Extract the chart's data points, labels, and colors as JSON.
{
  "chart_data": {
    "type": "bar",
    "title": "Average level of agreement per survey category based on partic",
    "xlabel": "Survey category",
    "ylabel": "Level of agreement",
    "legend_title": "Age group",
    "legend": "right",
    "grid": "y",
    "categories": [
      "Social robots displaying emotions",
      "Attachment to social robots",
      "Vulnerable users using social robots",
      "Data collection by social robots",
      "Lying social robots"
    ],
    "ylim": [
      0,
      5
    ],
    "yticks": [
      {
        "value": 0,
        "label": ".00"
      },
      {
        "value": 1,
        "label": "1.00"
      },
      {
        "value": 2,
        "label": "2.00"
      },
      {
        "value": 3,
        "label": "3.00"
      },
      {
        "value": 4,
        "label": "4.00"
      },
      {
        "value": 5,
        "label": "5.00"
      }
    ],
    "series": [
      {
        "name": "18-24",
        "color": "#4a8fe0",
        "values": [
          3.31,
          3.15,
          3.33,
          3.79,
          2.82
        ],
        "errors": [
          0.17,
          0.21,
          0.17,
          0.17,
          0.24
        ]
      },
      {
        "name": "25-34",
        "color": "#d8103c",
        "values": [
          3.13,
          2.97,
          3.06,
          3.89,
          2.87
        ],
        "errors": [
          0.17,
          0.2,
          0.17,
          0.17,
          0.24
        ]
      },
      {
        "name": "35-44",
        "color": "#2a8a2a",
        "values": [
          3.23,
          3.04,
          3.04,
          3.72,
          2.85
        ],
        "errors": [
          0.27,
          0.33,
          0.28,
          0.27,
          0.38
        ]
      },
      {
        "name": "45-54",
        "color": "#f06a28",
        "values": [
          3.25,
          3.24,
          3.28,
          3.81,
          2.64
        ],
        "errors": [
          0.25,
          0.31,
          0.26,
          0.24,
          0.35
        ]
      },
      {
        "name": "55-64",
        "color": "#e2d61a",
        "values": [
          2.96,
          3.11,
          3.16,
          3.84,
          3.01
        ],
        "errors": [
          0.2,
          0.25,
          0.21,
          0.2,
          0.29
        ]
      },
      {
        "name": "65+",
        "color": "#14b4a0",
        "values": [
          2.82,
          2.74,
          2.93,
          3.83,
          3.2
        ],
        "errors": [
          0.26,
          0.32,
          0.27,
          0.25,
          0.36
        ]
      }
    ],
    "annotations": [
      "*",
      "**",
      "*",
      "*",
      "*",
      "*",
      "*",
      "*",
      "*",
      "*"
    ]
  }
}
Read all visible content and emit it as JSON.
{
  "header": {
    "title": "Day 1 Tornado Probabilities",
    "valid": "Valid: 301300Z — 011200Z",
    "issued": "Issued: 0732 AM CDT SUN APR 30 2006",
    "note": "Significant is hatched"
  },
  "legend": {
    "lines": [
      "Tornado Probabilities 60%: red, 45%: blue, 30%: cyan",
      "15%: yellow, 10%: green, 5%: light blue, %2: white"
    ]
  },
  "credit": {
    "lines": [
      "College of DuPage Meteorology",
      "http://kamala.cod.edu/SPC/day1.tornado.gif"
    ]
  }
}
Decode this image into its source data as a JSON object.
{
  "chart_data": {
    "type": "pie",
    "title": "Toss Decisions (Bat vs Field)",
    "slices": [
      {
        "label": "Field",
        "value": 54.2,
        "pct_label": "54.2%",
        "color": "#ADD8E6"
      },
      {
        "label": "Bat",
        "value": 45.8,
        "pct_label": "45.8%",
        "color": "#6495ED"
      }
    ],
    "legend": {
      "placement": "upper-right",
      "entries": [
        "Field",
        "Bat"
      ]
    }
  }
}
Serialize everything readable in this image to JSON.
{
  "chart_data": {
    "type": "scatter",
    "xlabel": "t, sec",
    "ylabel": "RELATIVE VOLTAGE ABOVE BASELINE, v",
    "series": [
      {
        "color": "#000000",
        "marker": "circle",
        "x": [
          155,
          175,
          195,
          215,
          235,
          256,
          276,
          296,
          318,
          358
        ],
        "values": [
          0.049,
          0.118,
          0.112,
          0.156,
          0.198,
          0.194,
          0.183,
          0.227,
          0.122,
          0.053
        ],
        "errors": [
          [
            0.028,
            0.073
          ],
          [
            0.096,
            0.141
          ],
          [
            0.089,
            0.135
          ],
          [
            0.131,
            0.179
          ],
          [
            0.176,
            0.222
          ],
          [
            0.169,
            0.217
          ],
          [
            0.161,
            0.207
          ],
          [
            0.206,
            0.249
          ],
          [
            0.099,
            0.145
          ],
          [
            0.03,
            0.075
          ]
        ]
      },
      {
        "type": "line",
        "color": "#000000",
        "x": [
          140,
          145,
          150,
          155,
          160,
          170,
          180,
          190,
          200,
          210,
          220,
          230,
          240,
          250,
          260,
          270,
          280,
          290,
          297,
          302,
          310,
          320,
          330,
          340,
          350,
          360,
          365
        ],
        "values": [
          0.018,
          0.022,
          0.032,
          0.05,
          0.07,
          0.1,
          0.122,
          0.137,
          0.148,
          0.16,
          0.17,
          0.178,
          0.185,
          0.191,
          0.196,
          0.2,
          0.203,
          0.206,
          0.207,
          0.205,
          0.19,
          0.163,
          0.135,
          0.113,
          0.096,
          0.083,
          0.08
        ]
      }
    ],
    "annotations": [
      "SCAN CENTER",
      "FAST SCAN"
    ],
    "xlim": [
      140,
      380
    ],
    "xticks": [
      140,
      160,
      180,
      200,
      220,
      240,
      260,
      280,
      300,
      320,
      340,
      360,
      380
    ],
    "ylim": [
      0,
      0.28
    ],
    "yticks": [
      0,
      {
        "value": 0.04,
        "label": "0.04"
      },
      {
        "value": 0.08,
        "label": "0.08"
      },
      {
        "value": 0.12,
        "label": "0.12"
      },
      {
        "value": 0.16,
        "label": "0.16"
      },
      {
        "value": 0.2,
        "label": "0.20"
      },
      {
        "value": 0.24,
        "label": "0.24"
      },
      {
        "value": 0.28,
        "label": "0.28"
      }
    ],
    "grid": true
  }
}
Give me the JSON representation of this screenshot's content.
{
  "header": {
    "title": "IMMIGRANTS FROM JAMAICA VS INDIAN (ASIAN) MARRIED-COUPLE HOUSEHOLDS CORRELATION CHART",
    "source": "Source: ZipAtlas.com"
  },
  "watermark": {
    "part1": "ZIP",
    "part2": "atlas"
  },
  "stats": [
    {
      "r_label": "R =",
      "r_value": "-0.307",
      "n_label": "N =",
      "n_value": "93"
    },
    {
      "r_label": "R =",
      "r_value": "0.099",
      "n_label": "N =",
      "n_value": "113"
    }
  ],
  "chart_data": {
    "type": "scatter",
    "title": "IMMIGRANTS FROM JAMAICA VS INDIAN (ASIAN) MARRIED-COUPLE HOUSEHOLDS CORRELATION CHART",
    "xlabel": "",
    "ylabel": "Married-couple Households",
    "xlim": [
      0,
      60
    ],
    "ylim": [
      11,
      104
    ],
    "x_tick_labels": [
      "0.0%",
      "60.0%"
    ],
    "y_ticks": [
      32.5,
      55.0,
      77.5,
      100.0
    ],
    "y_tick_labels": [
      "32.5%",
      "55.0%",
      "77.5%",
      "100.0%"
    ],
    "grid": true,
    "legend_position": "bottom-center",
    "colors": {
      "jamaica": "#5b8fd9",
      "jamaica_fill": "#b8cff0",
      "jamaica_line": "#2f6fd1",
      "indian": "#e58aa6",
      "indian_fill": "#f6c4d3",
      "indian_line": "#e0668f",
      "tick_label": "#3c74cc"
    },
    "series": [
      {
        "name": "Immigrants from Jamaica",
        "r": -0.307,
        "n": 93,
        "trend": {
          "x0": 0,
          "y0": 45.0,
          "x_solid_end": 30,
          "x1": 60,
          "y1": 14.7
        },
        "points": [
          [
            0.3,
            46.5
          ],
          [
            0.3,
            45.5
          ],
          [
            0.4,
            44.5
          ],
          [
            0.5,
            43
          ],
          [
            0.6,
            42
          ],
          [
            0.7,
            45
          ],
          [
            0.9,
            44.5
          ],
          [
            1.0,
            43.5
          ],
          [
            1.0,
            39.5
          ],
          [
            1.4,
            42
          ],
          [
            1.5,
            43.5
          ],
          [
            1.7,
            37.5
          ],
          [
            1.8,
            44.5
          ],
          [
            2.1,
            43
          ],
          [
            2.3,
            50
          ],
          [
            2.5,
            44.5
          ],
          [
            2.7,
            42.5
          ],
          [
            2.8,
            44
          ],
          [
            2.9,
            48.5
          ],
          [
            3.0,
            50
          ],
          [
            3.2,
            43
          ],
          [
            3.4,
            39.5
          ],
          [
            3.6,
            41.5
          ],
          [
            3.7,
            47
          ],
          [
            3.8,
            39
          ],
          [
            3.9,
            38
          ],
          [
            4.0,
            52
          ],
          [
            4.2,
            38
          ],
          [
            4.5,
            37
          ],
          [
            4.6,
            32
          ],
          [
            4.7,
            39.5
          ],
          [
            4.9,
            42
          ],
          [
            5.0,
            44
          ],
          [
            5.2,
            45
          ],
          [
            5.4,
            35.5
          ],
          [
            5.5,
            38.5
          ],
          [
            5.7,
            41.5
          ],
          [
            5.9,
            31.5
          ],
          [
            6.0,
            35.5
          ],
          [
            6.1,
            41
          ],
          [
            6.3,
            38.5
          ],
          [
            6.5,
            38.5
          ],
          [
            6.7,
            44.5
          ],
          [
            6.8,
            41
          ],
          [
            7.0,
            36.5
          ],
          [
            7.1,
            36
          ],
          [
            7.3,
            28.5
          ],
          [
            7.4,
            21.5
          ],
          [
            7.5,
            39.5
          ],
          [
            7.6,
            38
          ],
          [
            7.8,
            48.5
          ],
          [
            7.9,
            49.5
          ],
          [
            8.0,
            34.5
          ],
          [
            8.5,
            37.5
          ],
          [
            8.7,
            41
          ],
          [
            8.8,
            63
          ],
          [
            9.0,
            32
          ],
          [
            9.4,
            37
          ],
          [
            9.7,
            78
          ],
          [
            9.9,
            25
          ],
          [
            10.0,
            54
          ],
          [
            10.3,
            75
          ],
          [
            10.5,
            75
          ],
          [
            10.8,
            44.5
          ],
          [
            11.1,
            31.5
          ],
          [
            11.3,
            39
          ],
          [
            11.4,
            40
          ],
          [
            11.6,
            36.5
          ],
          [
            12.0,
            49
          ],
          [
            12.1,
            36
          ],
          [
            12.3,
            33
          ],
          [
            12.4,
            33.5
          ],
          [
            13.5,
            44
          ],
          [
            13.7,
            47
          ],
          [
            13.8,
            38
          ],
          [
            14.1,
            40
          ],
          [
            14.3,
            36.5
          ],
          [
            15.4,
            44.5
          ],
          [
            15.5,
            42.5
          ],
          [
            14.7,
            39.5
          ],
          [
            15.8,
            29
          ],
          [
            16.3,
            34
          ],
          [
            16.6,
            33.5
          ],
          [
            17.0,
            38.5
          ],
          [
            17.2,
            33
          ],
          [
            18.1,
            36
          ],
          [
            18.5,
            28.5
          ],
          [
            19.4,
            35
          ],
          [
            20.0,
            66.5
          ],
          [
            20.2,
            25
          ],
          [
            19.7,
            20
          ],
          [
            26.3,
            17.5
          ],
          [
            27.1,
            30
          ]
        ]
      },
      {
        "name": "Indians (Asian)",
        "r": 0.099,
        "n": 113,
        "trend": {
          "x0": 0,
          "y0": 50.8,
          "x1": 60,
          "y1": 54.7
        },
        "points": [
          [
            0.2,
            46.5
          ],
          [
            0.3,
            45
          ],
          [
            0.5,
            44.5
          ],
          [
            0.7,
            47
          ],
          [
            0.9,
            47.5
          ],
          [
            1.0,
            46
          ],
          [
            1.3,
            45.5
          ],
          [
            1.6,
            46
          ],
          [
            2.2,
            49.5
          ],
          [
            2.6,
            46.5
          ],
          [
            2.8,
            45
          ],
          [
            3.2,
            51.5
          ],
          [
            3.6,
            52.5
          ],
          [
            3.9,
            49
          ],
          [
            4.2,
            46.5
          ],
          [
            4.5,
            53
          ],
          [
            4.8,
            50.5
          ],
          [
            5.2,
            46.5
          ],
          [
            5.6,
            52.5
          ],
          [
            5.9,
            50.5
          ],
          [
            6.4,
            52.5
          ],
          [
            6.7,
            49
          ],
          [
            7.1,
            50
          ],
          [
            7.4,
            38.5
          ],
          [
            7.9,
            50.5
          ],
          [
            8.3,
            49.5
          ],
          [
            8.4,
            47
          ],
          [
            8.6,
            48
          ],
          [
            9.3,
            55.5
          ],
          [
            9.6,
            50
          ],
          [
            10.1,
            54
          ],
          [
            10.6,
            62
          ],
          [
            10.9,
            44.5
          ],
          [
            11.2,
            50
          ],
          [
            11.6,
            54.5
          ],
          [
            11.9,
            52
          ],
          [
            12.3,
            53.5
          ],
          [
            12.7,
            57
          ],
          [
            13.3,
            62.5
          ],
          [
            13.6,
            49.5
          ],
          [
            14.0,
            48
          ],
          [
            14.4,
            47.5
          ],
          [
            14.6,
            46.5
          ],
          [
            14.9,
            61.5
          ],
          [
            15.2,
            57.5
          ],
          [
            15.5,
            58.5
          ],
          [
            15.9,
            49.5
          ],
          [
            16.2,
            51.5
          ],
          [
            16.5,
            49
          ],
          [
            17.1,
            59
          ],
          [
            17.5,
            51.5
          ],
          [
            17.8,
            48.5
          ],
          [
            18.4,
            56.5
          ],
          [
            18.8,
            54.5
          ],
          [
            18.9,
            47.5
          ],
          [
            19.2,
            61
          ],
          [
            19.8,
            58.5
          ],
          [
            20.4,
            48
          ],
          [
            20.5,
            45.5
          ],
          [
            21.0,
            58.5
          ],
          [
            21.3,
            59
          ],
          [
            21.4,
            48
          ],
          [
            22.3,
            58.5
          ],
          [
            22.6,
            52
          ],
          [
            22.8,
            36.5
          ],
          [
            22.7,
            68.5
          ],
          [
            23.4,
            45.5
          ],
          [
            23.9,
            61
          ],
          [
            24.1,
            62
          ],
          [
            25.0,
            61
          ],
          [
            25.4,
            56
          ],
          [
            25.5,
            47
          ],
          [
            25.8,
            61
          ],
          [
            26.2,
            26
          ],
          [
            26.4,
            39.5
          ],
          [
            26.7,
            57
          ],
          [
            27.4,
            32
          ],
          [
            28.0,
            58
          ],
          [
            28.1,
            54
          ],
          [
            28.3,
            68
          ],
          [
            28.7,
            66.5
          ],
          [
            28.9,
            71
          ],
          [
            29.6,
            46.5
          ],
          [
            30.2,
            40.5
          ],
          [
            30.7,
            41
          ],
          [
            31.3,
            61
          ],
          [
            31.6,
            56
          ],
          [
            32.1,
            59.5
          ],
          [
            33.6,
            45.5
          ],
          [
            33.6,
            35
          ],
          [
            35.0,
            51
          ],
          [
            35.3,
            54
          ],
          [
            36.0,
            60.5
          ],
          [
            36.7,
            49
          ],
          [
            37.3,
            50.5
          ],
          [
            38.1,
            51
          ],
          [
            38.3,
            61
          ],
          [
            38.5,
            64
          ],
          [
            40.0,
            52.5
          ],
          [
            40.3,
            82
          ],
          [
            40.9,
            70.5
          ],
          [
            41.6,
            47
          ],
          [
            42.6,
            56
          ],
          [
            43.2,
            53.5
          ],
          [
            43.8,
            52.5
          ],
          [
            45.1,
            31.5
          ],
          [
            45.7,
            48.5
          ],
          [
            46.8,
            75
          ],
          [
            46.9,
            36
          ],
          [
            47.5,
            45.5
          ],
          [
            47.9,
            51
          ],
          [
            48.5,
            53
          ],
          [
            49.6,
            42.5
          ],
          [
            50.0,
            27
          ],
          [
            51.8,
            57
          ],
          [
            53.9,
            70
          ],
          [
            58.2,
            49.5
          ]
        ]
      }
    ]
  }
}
○ ○ ○
**Work to complete:** Of the lines in the listing, how many hold the word "type"? Nothing but the number is needed.

**Written response:** 5